### BRIEF
In the material below, identify each line bearing the word "name". Reproduce those lines.

•••••

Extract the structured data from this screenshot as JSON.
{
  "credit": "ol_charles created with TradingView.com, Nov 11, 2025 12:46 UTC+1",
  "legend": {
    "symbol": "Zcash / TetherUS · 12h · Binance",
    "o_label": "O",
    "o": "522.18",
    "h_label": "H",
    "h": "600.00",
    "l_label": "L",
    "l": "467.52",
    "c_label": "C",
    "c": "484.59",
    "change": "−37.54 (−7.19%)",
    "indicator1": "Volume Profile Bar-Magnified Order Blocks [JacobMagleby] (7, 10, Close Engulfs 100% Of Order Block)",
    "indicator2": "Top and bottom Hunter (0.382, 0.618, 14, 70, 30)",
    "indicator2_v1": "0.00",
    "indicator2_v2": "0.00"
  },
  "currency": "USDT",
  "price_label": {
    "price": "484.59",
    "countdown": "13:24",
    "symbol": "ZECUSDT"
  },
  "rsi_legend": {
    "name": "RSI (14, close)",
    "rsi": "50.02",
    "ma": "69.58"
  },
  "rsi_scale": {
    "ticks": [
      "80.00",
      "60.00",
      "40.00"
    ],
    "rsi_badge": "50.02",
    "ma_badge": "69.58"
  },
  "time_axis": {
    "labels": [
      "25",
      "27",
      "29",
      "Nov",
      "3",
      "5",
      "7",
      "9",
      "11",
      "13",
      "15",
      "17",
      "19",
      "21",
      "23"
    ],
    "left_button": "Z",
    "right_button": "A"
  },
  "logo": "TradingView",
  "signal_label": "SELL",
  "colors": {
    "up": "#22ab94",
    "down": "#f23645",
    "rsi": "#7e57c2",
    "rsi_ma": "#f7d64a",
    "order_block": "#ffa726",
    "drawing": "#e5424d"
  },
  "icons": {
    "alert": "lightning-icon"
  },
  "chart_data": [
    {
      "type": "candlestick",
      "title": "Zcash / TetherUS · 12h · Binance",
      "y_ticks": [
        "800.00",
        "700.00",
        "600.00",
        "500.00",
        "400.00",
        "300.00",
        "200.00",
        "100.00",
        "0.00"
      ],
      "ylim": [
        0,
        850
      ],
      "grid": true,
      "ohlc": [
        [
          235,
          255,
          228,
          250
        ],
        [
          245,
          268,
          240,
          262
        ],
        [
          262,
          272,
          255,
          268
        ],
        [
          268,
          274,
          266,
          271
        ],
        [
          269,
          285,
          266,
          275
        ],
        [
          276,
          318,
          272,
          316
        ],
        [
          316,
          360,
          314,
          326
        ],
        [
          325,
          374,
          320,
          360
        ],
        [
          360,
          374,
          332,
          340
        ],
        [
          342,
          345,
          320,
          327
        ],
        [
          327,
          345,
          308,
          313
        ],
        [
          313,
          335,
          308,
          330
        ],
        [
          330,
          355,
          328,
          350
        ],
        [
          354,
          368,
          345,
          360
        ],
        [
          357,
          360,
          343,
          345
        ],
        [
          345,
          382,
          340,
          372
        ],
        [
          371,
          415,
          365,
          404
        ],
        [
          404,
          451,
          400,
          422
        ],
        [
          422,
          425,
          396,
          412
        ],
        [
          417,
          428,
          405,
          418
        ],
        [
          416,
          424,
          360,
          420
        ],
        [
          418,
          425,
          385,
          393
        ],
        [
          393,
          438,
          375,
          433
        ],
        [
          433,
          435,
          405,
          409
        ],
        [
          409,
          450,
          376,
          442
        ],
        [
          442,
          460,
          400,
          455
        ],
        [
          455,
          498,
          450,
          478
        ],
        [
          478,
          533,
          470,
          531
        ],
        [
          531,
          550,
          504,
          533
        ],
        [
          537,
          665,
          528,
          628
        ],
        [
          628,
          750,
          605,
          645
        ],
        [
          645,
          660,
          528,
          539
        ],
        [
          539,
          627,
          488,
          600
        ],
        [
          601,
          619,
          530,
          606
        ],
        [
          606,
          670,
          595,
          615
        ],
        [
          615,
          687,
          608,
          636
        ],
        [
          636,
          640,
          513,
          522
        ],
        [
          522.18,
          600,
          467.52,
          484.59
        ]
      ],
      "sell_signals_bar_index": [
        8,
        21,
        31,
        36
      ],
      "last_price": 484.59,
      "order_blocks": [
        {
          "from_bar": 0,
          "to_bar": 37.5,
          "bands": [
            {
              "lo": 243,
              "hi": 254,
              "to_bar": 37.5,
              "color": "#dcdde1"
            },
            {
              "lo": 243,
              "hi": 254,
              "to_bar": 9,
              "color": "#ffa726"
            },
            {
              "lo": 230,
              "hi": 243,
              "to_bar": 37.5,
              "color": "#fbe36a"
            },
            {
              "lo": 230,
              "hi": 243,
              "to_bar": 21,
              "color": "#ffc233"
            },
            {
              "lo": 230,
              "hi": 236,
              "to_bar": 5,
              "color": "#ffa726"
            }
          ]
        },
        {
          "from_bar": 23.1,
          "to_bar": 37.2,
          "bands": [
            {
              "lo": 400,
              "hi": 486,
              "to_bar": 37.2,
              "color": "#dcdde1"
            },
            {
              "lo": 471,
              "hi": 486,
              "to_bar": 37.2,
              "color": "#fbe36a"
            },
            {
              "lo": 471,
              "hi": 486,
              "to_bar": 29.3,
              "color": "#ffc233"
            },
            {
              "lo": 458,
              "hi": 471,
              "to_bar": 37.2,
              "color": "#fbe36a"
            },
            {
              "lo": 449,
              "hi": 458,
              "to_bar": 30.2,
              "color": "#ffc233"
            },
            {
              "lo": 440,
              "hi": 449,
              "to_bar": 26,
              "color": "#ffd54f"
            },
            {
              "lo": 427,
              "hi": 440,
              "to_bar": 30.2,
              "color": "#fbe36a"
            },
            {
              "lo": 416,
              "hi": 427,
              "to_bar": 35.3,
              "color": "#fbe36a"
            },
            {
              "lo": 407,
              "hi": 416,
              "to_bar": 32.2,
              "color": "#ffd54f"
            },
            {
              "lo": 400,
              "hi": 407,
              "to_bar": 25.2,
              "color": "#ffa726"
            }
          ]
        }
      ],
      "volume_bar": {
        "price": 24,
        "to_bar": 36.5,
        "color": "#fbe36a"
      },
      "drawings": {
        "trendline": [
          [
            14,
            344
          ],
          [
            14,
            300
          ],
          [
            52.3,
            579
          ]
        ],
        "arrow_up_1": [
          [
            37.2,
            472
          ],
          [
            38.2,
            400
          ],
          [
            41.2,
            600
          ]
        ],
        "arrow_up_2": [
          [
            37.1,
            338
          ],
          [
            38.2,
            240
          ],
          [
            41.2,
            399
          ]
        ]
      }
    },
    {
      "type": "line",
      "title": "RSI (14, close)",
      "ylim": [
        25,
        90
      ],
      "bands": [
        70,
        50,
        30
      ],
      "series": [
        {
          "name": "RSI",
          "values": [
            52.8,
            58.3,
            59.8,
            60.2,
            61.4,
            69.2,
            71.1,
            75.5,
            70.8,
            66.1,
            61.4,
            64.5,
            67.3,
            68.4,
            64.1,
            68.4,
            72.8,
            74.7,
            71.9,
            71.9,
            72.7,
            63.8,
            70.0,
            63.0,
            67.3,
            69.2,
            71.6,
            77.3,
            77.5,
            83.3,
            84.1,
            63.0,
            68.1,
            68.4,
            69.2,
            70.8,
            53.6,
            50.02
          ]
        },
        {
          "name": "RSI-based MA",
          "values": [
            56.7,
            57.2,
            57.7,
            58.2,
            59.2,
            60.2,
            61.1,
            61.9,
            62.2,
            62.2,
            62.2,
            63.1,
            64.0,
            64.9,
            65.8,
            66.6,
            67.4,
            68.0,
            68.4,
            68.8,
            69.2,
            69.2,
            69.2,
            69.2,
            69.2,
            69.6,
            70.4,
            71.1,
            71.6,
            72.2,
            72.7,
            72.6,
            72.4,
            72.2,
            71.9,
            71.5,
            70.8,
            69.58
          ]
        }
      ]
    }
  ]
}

•••••

### FINISHED ANSWER
    "name": "RSI (14, close)",
          "name": "RSI",
          "name": "RSI-based MA",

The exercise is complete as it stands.